**Region annotation rows:**

##########

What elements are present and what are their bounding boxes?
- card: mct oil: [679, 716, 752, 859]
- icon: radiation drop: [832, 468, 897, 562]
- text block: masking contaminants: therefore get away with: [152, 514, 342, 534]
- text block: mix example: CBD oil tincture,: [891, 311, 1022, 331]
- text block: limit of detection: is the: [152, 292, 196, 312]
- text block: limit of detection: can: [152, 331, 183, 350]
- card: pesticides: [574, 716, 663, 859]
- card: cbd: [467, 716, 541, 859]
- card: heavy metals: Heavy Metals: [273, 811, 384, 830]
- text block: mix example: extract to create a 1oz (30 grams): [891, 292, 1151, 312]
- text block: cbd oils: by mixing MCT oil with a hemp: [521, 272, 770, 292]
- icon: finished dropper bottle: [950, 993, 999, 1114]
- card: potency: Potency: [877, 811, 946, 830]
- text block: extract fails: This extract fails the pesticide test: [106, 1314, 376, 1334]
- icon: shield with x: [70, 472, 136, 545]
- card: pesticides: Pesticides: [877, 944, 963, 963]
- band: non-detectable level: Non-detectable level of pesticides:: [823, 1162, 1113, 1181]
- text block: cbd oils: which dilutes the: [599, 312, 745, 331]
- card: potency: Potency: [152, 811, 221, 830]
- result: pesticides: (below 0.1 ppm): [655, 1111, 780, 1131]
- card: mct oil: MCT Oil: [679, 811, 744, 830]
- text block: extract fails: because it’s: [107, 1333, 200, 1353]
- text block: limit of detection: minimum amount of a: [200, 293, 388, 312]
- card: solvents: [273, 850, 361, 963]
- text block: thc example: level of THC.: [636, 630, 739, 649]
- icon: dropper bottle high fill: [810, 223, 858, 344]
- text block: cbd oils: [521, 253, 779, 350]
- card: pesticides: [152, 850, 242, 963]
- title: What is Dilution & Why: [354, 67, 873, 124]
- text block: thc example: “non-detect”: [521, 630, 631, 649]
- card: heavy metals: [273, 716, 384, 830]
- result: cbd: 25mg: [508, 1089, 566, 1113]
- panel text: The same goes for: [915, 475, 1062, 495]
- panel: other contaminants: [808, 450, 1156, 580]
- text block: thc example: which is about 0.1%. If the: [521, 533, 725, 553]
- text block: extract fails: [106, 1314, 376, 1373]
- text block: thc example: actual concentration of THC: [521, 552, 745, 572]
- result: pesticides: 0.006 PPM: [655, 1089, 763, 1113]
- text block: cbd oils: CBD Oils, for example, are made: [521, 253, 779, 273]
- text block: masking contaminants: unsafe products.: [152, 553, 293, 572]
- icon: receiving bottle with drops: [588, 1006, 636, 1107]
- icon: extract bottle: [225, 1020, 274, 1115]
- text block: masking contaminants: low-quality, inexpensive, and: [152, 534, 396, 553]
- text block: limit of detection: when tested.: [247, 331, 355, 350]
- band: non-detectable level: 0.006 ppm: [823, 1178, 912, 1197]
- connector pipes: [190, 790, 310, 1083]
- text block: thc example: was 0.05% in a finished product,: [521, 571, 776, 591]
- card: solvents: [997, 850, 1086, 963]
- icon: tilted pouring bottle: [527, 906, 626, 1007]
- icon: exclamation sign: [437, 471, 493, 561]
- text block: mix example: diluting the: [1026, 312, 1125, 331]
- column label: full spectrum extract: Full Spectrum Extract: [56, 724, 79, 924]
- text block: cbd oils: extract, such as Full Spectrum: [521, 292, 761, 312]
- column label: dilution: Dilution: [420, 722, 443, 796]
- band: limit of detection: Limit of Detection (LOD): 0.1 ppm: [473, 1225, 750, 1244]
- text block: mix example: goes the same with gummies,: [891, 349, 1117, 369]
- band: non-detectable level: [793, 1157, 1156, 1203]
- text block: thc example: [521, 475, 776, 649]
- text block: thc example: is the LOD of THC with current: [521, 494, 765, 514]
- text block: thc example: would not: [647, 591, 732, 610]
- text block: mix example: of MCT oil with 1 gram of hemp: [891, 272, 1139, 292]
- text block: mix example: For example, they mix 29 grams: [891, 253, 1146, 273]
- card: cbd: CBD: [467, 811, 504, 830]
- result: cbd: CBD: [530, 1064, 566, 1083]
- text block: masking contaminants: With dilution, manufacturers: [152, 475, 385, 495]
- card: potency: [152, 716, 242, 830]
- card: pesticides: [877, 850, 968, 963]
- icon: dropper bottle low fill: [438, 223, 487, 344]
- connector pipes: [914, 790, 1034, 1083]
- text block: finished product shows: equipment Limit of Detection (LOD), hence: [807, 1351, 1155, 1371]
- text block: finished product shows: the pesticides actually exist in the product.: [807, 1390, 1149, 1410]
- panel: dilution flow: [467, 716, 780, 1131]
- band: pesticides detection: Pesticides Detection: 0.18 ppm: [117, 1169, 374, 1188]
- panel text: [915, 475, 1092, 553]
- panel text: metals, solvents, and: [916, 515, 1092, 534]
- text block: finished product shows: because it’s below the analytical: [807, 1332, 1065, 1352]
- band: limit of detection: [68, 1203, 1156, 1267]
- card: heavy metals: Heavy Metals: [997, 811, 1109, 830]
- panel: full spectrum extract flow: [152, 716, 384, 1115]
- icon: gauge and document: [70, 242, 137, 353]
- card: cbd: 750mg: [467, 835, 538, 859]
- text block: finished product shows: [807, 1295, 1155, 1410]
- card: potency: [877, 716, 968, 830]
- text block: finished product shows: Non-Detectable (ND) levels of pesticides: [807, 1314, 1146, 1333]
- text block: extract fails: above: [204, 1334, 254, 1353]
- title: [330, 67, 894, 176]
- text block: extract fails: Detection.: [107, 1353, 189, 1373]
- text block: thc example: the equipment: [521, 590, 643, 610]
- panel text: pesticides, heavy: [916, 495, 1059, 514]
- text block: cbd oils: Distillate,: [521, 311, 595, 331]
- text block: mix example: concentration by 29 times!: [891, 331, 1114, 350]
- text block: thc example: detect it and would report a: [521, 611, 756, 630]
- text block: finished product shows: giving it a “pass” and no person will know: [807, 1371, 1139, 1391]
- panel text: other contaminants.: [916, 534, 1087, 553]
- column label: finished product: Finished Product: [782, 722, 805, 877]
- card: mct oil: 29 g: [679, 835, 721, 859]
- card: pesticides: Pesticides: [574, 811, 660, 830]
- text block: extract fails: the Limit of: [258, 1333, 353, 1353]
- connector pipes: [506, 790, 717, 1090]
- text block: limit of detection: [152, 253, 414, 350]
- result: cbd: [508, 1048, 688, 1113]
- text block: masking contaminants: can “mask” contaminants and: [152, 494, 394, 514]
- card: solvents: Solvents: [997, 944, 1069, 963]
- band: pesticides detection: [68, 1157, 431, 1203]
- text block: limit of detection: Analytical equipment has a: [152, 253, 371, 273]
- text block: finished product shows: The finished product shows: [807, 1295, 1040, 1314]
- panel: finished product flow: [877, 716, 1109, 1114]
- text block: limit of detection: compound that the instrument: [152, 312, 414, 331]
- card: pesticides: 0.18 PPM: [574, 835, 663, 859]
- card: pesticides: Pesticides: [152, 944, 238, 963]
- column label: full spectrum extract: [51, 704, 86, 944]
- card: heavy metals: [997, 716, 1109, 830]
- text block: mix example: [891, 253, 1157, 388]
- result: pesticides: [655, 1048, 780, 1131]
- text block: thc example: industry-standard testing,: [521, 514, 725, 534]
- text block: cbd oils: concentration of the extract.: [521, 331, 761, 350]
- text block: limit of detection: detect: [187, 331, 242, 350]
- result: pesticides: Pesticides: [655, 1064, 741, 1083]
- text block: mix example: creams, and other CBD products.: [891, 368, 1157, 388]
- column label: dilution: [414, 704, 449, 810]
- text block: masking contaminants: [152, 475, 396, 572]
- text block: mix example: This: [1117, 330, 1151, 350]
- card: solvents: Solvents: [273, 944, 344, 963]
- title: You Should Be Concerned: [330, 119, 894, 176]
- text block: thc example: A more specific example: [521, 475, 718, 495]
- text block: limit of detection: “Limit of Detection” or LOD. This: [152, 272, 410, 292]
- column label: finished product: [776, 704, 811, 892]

##########

**TASK DETAILS:** Copy the rows above verbatim, from the start of the rows through the line that contains "- text block: cbd oils: CBD", including that line.

**SOLUTION:**
What elements are present and what are their bounding boxes?
- card: mct oil: [679, 716, 752, 859]
- icon: radiation drop: [832, 468, 897, 562]
- text block: masking contaminants: therefore get away with: [152, 514, 342, 534]
- text block: mix example: CBD oil tincture,: [891, 311, 1022, 331]
- text block: limit of detection: is the: [152, 292, 196, 312]
- text block: limit of detection: can: [152, 331, 183, 350]
- card: pesticides: [574, 716, 663, 859]
- card: cbd: [467, 716, 541, 859]
- card: heavy metals: Heavy Metals: [273, 811, 384, 830]
- text block: mix example: extract to create a 1oz (30 grams): [891, 292, 1151, 312]
- text block: cbd oils: by mixing MCT oil with a hemp: [521, 272, 770, 292]
- icon: finished dropper bottle: [950, 993, 999, 1114]
- card: potency: Potency: [877, 811, 946, 830]
- text block: extract fails: This extract fails the pesticide test: [106, 1314, 376, 1334]
- icon: shield with x: [70, 472, 136, 545]
- card: pesticides: Pesticides: [877, 944, 963, 963]
- band: non-detectable level: Non-detectable level of pesticides:: [823, 1162, 1113, 1181]
- text block: cbd oils: which dilutes the: [599, 312, 745, 331]
- card: potency: Potency: [152, 811, 221, 830]
- result: pesticides: (below 0.1 ppm): [655, 1111, 780, 1131]
- card: mct oil: MCT Oil: [679, 811, 744, 830]
- text block: extract fails: because it’s: [107, 1333, 200, 1353]
- text block: limit of detection: minimum amount of a: [200, 293, 388, 312]
- card: solvents: [273, 850, 361, 963]
- text block: thc example: level of THC.: [636, 630, 739, 649]
- icon: dropper bottle high fill: [810, 223, 858, 344]
- text block: cbd oils: [521, 253, 779, 350]
- card: pesticides: [152, 850, 242, 963]
- title: What is Dilution & Why: [354, 67, 873, 124]
- text block: thc example: “non-detect”: [521, 630, 631, 649]
- card: heavy metals: [273, 716, 384, 830]
- result: cbd: 25mg: [508, 1089, 566, 1113]
- panel text: The same goes for: [915, 475, 1062, 495]
- panel: other contaminants: [808, 450, 1156, 580]
- text block: thc example: which is about 0.1%. If the: [521, 533, 725, 553]
- text block: extract fails: [106, 1314, 376, 1373]
- text block: thc example: actual concentration of THC: [521, 552, 745, 572]
- result: pesticides: 0.006 PPM: [655, 1089, 763, 1113]
- text block: cbd oils: CBD Oils, for example, are made: [521, 253, 779, 273]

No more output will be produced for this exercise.